### Exercise requirements
Rewrite the material from its first line through the line with "data-point [70, 530, 78, 538]", putting "x-axis-tick" wherever "x-tick-label" appears and keeping everything else the same.
___ Data to process ___
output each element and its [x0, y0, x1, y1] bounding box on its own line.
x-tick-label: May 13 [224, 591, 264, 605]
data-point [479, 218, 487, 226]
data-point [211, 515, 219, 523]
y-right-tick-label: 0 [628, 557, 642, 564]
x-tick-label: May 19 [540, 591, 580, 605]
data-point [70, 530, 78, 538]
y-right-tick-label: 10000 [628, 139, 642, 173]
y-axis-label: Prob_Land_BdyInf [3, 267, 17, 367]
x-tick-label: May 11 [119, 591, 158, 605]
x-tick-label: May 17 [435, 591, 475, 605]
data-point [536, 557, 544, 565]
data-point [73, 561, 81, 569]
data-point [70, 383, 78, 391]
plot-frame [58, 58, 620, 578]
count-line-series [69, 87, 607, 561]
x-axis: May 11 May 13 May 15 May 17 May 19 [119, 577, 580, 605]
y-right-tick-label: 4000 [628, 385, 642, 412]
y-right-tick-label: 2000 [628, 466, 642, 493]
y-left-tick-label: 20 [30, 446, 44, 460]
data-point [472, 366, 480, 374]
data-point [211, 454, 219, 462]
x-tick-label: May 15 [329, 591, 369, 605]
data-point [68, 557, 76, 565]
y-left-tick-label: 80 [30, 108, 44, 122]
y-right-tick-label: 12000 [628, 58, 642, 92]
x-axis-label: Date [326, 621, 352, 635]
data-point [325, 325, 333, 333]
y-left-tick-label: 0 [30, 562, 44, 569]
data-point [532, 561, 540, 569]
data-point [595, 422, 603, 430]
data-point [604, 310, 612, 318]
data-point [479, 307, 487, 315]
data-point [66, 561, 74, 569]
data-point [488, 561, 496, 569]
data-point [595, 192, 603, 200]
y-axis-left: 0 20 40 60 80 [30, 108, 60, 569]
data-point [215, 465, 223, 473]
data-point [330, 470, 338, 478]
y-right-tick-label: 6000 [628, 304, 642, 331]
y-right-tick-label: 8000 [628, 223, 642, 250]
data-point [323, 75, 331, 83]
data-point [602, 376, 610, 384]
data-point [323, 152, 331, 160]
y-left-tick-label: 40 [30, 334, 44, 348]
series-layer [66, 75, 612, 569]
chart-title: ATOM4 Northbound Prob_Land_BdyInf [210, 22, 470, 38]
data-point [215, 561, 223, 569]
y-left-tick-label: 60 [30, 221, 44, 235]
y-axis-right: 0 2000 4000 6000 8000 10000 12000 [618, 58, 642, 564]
___
### Written solution
output each element and its [x0, y0, x1, y1] bounding box on its own line.
x-axis-tick: May 13 [224, 591, 264, 605]
data-point [479, 218, 487, 226]
data-point [211, 515, 219, 523]
y-right-tick-label: 0 [628, 557, 642, 564]
x-axis-tick: May 19 [540, 591, 580, 605]
data-point [70, 530, 78, 538]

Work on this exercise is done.